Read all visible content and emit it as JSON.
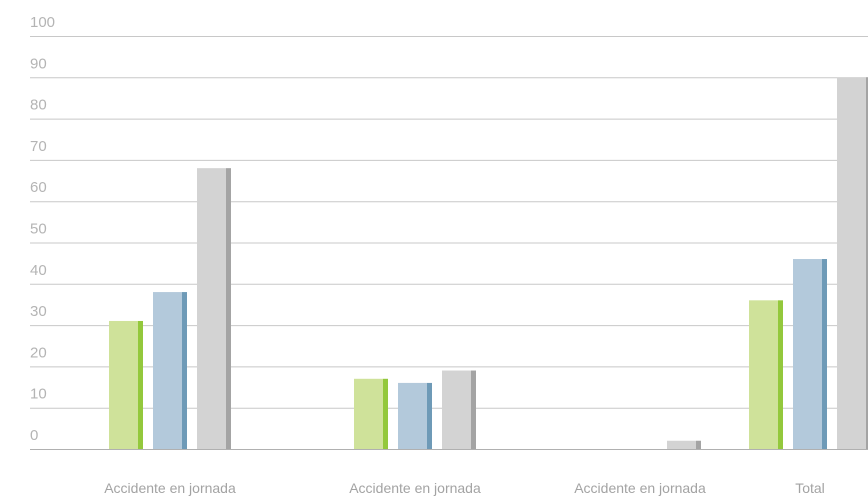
{
  "chart_data": {
    "type": "bar",
    "title": "",
    "xlabel": "",
    "ylabel": "",
    "ylim": [
      0,
      100
    ],
    "yticks": [
      0,
      10,
      20,
      30,
      40,
      50,
      60,
      70,
      80,
      90,
      100
    ],
    "grid": true,
    "legend": "none",
    "categories": [
      "Accidente en jornada",
      "Accidente en jornada",
      "Accidente en jornada",
      "Total"
    ],
    "series": [
      {
        "values": [
          31,
          17,
          0,
          36
        ],
        "color": "#cfe29a",
        "edge_color": "#93c83c"
      },
      {
        "values": [
          38,
          16,
          0,
          46
        ],
        "color": "#b3c9db",
        "edge_color": "#6e9ab7"
      },
      {
        "values": [
          68,
          19,
          2,
          90
        ],
        "color": "#d3d3d3",
        "edge_color": "#a4a4a4"
      }
    ]
  }
}
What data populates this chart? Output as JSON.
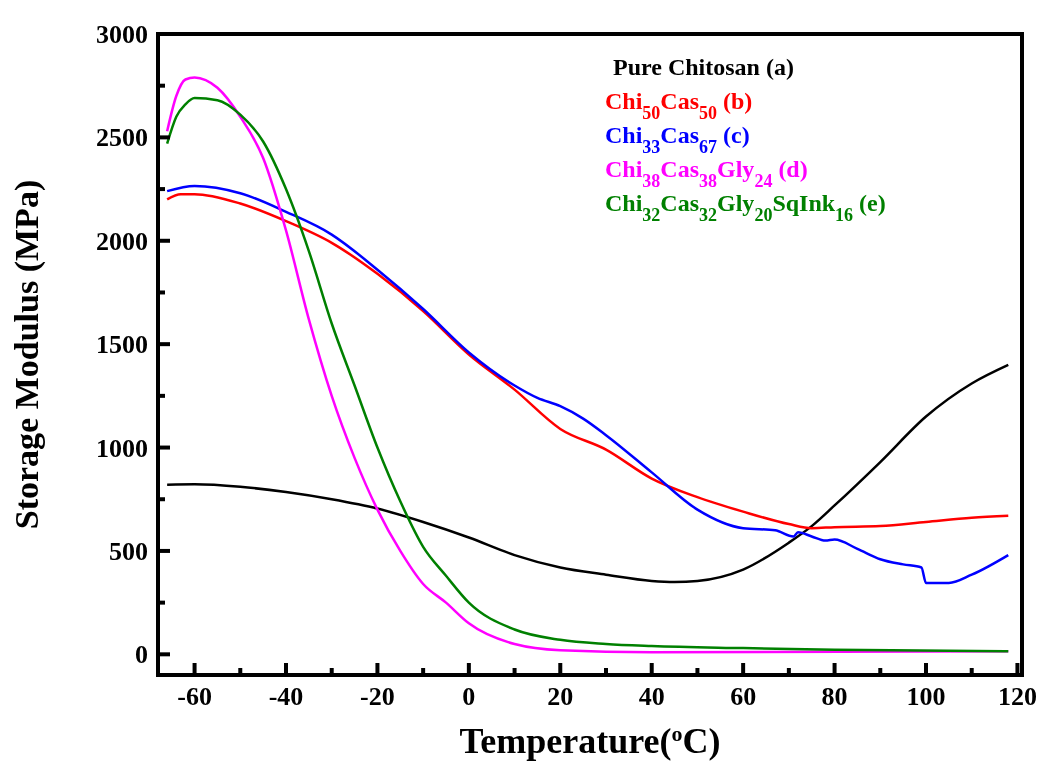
{
  "chart_data": {
    "type": "line",
    "xlabel": "Temperature($^{o}$C)",
    "ylabel": "Storage Modulus (MPa)",
    "xlim": [
      -68,
      121
    ],
    "ylim": [
      -100,
      3000
    ],
    "xticks": [
      -60,
      {
        "value": -50,
        "label": null
      },
      -40,
      {
        "value": -30,
        "label": null
      },
      -20,
      {
        "value": -10,
        "label": null
      },
      0,
      {
        "value": 10,
        "label": null
      },
      20,
      {
        "value": 30,
        "label": null
      },
      40,
      {
        "value": 50,
        "label": null
      },
      60,
      {
        "value": 70,
        "label": null
      },
      80,
      {
        "value": 90,
        "label": null
      },
      100,
      {
        "value": 110,
        "label": null
      },
      120
    ],
    "yticks": [
      0,
      {
        "value": 250,
        "label": null
      },
      500,
      {
        "value": 750,
        "label": null
      },
      1000,
      {
        "value": 1250,
        "label": null
      },
      1500,
      {
        "value": 1750,
        "label": null
      },
      2000,
      {
        "value": 2250,
        "label": null
      },
      2500,
      {
        "value": 2750,
        "label": null
      },
      3000
    ],
    "grid": false,
    "legend": "top right",
    "marker": "none",
    "line_style": "solid",
    "series": [
      {
        "name": "Pure Chitosan (a)",
        "color": "#000000",
        "x": [
          -66,
          -60,
          -50,
          -40,
          -30,
          -20,
          -10,
          0,
          10,
          20,
          30,
          40,
          45,
          50,
          60,
          70,
          75,
          80,
          90,
          100,
          110,
          118
        ],
        "values": [
          820,
          822,
          810,
          785,
          750,
          705,
          640,
          565,
          480,
          420,
          385,
          355,
          350,
          355,
          410,
          540,
          620,
          720,
          930,
          1150,
          1310,
          1400
        ]
      },
      {
        "name": "Chi$_{50}$Cas$_{50}$ (b)",
        "color": "#ff0000",
        "x": [
          -66,
          -63,
          -60,
          -50,
          -40,
          -30,
          -20,
          -10,
          0,
          10,
          20,
          30,
          40,
          50,
          60,
          70,
          75,
          80,
          90,
          100,
          110,
          118
        ],
        "values": [
          2200,
          2225,
          2225,
          2180,
          2095,
          1990,
          1840,
          1660,
          1450,
          1280,
          1090,
          990,
          850,
          760,
          690,
          630,
          610,
          615,
          620,
          640,
          660,
          670
        ]
      },
      {
        "name": "Chi$_{33}$Cas$_{67}$ (c)",
        "color": "#0000ff",
        "x": [
          -66,
          -60,
          -50,
          -40,
          -30,
          -20,
          -10,
          0,
          10,
          15,
          20,
          25,
          30,
          40,
          50,
          60,
          67,
          71,
          72,
          75,
          78,
          80,
          85,
          90,
          95,
          99,
          100,
          105,
          110,
          118
        ],
        "values": [
          2240,
          2265,
          2230,
          2140,
          2030,
          1860,
          1670,
          1460,
          1300,
          1240,
          1200,
          1140,
          1060,
          880,
          700,
          610,
          600,
          570,
          590,
          570,
          550,
          555,
          510,
          460,
          435,
          420,
          345,
          345,
          385,
          480
        ]
      },
      {
        "name": "Chi$_{38}$Cas$_{38}$Gly$_{24}$ (d)",
        "color": "#ff00ff",
        "x": [
          -66,
          -64,
          -62,
          -60,
          -55,
          -50,
          -45,
          -40,
          -35,
          -30,
          -25,
          -20,
          -15,
          -10,
          -5,
          0,
          10,
          20,
          40,
          118
        ],
        "values": [
          2530,
          2700,
          2780,
          2790,
          2740,
          2600,
          2400,
          2050,
          1620,
          1250,
          950,
          700,
          500,
          340,
          250,
          150,
          50,
          20,
          10,
          15
        ]
      },
      {
        "name": "Chi$_{32}$Cas$_{32}$Gly$_{20}$SqInk$_{16}$ (e)",
        "color": "#008000",
        "x": [
          -66,
          -64,
          -62,
          -60,
          -55,
          -50,
          -45,
          -40,
          -35,
          -30,
          -25,
          -20,
          -15,
          -10,
          -5,
          0,
          10,
          20,
          30,
          40,
          60,
          80,
          118
        ],
        "values": [
          2470,
          2600,
          2660,
          2690,
          2680,
          2610,
          2480,
          2250,
          1950,
          1600,
          1300,
          1000,
          740,
          520,
          380,
          250,
          120,
          70,
          50,
          40,
          30,
          22,
          15
        ]
      }
    ]
  }
}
══════
# [TASK DETAILS]
Pictures stay out; reproduce every line of the records exactly.

# [ANSWER TO THIS PROBLEM]
Read all visible content and emit it as JSON.
{
  "chart_data": {
    "type": "bar",
    "title": "",
    "xlabel": "",
    "ylabel": "",
    "ylim": [
      0,
      100
    ],
    "yticks": [
      0,
      10,
      20,
      30,
      40,
      50,
      60,
      70,
      80,
      90,
      100
    ],
    "grid": true,
    "legend": "none",
    "categories": [
      "Accidente en jornada",
      "Accidente en jornada",
      "Accidente en jornada",
      "Total"
    ],
    "series": [
      {
        "values": [
          31,
          17,
          0,
          36
        ],
        "color": "#cfe29a",
        "edge_color": "#93c83c"
      },
      {
        "values": [
          38,
          16,
          0,
          46
        ],
        "color": "#b3c9db",
        "edge_color": "#6e9ab7"
      },
      {
        "values": [
          68,
          19,
          2,
          90
        ],
        "color": "#d3d3d3",
        "edge_color": "#a4a4a4"
      }
    ]
  }
}
What data populates this chart? Output as JSON.
{
  "chart_data": {
    "type": "line",
    "xlabel": "Temperature($^{o}$C)",
    "ylabel": "Storage Modulus (MPa)",
    "xlim": [
      -68,
      121
    ],
    "ylim": [
      -100,
      3000
    ],
    "xticks": [
      -60,
      {
        "value": -50,
        "label": null
      },
      -40,
      {
        "value": -30,
        "label": null
      },
      -20,
      {
        "value": -10,
        "label": null
      },
      0,
      {
        "value": 10,
        "label": null
      },
      20,
      {
        "value": 30,
        "label": null
      },
      40,
      {
        "value": 50,
        "label": null
      },
      60,
      {
        "value": 70,
        "label": null
      },
      80,
      {
        "value": 90,
        "label": null
      },
      100,
      {
        "value": 110,
        "label": null
      },
      120
    ],
    "yticks": [
      0,
      {
        "value": 250,
        "label": null
      },
      500,
      {
        "value": 750,
        "label": null
      },
      1000,
      {
        "value": 1250,
        "label": null
      },
      1500,
      {
        "value": 1750,
        "label": null
      },
      2000,
      {
        "value": 2250,
        "label": null
      },
      2500,
      {
        "value": 2750,
        "label": null
      },
      3000
    ],
    "grid": false,
    "legend": "top right",
    "marker": "none",
    "line_style": "solid",
    "series": [
      {
        "name": "Pure Chitosan (a)",
        "color": "#000000",
        "x": [
          -66,
          -60,
          -50,
          -40,
          -30,
          -20,
          -10,
          0,
          10,
          20,
          30,
          40,
          45,
          50,
          60,
          70,
          75,
          80,
          90,
          100,
          110,
          118
        ],
        "values": [
          820,
          822,
          810,
          785,
          750,
          705,
          640,
          565,
          480,
          420,
          385,
          355,
          350,
          355,
          410,
          540,
          620,
          720,
          930,
          1150,
          1310,
          1400
        ]
      },
      {
        "name": "Chi$_{50}$Cas$_{50}$ (b)",
        "color": "#ff0000",
        "x": [
          -66,
          -63,
          -60,
          -50,
          -40,
          -30,
          -20,
          -10,
          0,
          10,
          20,
          30,
          40,
          50,
          60,
          70,
          75,
          80,
          90,
          100,
          110,
          118
        ],
        "values": [
          2200,
          2225,
          2225,
          2180,
          2095,
          1990,
          1840,
          1660,
          1450,
          1280,
          1090,
          990,
          850,
          760,
          690,
          630,
          610,
          615,
          620,
          640,
          660,
          670
        ]
      },
      {
        "name": "Chi$_{33}$Cas$_{67}$ (c)",
        "color": "#0000ff",
        "x": [
          -66,
          -60,
          -50,
          -40,
          -30,
          -20,
          -10,
          0,
          10,
          15,
          20,
          25,
          30,
          40,
          50,
          60,
          67,
          71,
          72,
          75,
          78,
          80,
          85,
          90,
          95,
          99,
          100,
          105,
          110,
          118
        ],
        "values": [
          2240,
          2265,
          2230,
          2140,
          2030,
          1860,
          1670,
          1460,
          1300,
          1240,
          1200,
          1140,
          1060,
          880,
          700,
          610,
          600,
          570,
          590,
          570,
          550,
          555,
          510,
          460,
          435,
          420,
          345,
          345,
          385,
          480
        ]
      },
      {
        "name": "Chi$_{38}$Cas$_{38}$Gly$_{24}$ (d)",
        "color": "#ff00ff",
        "x": [
          -66,
          -64,
          -62,
          -60,
          -55,
          -50,
          -45,
          -40,
          -35,
          -30,
          -25,
          -20,
          -15,
          -10,
          -5,
          0,
          10,
          20,
          40,
          118
        ],
        "values": [
          2530,
          2700,
          2780,
          2790,
          2740,
          2600,
          2400,
          2050,
          1620,
          1250,
          950,
          700,
          500,
          340,
          250,
          150,
          50,
          20,
          10,
          15
        ]
      },
      {
        "name": "Chi$_{32}$Cas$_{32}$Gly$_{20}$SqInk$_{16}$ (e)",
        "color": "#008000",
        "x": [
          -66,
          -64,
          -62,
          -60,
          -55,
          -50,
          -45,
          -40,
          -35,
          -30,
          -25,
          -20,
          -15,
          -10,
          -5,
          0,
          10,
          20,
          30,
          40,
          60,
          80,
          118
        ],
        "values": [
          2470,
          2600,
          2660,
          2690,
          2680,
          2610,
          2480,
          2250,
          1950,
          1600,
          1300,
          1000,
          740,
          520,
          380,
          250,
          120,
          70,
          50,
          40,
          30,
          22,
          15
        ]
      }
    ]
  }
}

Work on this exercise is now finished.